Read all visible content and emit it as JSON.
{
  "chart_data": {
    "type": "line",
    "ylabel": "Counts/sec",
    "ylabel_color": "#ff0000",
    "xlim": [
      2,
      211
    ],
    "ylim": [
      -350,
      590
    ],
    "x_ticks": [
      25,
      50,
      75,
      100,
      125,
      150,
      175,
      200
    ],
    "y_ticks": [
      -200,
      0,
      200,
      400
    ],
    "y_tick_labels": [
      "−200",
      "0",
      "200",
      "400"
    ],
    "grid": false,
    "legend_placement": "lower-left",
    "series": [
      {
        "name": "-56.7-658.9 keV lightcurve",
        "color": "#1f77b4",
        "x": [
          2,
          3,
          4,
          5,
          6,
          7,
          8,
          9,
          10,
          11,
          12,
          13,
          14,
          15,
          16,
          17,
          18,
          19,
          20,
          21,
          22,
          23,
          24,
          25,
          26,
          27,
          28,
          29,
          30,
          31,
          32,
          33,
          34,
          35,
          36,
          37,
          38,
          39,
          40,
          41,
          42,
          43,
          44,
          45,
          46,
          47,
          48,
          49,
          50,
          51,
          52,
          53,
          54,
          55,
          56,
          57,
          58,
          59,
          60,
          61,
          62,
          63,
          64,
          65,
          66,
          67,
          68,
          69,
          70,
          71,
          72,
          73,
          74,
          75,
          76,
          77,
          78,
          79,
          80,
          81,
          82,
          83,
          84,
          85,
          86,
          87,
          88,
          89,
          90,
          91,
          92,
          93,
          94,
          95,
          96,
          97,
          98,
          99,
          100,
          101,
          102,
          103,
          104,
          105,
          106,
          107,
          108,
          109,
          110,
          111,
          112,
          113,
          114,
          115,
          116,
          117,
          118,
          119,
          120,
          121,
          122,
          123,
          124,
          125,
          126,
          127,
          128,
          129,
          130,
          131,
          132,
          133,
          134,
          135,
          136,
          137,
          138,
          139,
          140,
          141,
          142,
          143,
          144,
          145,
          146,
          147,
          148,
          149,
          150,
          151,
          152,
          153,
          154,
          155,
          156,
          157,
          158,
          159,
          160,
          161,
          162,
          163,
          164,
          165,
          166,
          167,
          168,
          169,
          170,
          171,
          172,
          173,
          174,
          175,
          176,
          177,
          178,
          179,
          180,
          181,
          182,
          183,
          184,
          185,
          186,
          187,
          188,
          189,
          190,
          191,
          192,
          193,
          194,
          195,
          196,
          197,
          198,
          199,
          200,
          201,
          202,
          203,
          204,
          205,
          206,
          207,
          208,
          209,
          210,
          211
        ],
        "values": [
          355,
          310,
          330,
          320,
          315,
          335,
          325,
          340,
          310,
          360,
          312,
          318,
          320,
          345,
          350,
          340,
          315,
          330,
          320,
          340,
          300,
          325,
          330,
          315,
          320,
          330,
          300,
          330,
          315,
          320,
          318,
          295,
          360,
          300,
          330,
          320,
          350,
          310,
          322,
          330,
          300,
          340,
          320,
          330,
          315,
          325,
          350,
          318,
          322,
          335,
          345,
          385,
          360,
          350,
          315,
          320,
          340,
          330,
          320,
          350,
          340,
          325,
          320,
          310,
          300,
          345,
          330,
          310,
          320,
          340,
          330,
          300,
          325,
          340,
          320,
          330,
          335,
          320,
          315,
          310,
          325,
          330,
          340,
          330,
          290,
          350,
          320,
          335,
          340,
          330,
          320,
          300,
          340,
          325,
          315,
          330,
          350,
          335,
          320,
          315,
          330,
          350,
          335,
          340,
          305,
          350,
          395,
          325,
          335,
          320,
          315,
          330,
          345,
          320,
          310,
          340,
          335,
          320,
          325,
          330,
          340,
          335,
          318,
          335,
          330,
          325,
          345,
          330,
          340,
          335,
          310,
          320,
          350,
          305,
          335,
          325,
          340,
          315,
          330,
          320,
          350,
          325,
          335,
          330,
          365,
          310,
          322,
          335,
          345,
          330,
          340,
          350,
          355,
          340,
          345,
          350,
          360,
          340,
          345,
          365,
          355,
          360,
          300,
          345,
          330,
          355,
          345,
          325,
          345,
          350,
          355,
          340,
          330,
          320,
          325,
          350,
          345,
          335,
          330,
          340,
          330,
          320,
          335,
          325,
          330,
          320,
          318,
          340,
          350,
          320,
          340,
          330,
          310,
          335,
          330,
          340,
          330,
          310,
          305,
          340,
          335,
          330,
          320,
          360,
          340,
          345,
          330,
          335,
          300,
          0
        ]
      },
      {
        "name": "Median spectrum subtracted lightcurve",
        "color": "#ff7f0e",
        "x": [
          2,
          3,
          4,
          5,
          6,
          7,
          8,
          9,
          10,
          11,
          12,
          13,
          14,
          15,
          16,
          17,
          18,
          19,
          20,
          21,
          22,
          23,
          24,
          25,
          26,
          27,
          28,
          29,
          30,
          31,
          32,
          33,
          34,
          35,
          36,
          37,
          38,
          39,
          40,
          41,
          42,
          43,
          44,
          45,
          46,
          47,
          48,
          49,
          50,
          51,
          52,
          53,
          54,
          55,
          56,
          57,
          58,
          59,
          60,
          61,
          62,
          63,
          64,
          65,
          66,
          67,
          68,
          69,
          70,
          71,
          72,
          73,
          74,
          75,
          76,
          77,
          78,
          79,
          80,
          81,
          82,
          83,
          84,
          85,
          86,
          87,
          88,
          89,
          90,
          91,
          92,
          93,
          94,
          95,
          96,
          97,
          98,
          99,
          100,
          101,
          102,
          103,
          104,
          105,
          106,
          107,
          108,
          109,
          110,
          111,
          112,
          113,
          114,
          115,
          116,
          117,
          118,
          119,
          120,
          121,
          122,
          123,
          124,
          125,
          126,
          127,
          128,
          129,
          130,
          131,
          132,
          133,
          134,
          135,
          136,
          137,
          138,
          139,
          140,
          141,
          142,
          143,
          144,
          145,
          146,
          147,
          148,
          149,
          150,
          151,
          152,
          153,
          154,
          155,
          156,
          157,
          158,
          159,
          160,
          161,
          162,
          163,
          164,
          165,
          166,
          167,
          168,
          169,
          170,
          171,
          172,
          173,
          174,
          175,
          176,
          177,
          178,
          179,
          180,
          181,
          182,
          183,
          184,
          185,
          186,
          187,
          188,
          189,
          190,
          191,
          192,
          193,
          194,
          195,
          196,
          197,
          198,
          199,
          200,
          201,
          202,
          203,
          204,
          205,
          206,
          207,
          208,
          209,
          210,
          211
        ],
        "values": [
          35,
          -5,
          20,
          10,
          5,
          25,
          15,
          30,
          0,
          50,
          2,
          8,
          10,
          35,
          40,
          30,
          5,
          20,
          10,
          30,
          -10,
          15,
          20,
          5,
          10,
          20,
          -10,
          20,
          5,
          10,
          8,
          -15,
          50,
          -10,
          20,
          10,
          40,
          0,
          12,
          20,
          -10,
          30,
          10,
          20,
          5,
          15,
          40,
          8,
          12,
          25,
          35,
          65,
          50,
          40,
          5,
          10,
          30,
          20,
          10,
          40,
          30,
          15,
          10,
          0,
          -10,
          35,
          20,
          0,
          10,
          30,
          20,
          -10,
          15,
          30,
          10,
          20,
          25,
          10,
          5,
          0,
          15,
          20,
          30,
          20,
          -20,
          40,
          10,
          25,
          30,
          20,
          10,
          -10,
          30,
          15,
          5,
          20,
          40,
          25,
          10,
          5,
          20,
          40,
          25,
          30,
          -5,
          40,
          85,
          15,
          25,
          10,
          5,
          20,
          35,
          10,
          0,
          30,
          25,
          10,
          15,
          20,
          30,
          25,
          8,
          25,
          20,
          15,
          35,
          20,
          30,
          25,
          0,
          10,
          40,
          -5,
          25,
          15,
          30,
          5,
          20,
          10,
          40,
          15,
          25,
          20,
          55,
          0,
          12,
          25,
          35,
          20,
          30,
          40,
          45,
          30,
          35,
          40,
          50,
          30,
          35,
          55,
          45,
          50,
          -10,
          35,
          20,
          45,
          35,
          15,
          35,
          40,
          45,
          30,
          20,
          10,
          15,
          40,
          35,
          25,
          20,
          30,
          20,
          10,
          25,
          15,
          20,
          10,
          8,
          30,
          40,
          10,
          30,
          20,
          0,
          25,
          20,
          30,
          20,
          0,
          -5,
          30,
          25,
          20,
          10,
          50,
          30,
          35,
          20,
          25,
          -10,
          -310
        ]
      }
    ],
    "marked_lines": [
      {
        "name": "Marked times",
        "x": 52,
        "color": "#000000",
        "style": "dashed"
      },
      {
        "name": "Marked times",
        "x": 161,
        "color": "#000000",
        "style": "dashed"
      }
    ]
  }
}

-------

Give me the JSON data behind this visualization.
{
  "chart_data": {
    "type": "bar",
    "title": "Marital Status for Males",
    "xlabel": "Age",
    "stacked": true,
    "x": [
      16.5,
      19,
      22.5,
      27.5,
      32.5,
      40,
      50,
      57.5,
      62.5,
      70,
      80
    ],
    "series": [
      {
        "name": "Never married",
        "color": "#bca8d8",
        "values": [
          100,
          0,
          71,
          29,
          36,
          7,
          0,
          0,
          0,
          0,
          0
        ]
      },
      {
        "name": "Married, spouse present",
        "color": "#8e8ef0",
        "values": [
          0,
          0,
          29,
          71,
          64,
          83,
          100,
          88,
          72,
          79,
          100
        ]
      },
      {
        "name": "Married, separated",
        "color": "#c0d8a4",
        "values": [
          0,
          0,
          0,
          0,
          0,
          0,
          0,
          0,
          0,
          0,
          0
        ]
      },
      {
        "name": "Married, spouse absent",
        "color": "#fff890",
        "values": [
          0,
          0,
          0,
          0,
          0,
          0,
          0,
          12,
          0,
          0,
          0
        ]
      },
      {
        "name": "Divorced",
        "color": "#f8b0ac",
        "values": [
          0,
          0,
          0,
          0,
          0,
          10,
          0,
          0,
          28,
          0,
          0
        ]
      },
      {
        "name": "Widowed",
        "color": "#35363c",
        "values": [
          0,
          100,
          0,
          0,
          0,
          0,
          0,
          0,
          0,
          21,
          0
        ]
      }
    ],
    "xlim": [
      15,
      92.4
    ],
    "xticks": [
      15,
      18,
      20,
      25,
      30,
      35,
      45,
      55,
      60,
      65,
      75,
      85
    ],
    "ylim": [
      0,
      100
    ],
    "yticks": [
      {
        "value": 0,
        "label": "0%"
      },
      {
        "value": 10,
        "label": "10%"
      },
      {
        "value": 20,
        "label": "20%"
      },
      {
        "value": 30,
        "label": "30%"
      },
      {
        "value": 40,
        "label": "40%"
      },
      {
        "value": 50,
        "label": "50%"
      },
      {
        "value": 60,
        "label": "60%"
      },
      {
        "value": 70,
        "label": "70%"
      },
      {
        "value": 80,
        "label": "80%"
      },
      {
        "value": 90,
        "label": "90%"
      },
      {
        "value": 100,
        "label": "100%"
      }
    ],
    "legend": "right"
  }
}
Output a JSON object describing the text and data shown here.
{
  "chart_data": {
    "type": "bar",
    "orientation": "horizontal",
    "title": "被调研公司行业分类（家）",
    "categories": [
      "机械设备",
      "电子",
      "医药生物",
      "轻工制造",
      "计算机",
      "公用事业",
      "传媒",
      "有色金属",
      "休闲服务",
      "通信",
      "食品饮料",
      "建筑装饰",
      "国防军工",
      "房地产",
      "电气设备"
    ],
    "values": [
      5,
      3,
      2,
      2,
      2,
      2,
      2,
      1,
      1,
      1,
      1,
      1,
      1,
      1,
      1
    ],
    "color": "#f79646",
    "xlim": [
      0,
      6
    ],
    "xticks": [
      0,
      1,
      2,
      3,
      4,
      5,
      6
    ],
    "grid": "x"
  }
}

-------

- What this task involves -
Each line holding the word "name" counts once; report the total and nothing else.

- Task answer -
10